● ENTRIES PROVIDED

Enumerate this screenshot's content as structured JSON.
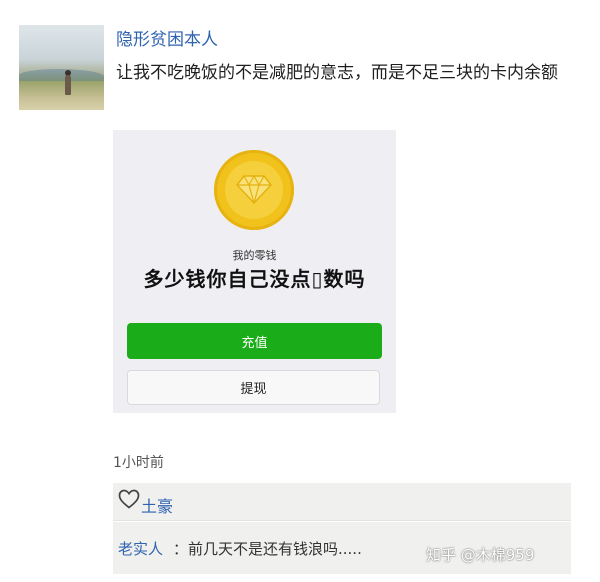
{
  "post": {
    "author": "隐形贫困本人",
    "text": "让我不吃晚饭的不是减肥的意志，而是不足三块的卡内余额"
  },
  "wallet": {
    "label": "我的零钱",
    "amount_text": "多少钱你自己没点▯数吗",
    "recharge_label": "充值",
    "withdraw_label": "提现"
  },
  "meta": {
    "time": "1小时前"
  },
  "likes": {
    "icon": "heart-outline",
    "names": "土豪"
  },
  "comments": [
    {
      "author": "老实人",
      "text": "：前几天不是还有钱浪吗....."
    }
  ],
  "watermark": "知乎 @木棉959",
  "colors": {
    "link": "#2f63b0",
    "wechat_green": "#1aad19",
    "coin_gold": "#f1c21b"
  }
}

● AIM
Reproduce the records, all of them, word for word; omit the pictures.

● COMPLETED EXERCISE
Enumerate this screenshot's content as structured JSON.
{
  "post": {
    "author": "隐形贫困本人",
    "text": "让我不吃晚饭的不是减肥的意志，而是不足三块的卡内余额"
  },
  "wallet": {
    "label": "我的零钱",
    "amount_text": "多少钱你自己没点▯数吗",
    "recharge_label": "充值",
    "withdraw_label": "提现"
  },
  "meta": {
    "time": "1小时前"
  },
  "likes": {
    "icon": "heart-outline",
    "names": "土豪"
  },
  "comments": [
    {
      "author": "老实人",
      "text": "：前几天不是还有钱浪吗....."
    }
  ],
  "watermark": "知乎 @木棉959",
  "colors": {
    "link": "#2f63b0",
    "wechat_green": "#1aad19",
    "coin_gold": "#f1c21b"
  }
}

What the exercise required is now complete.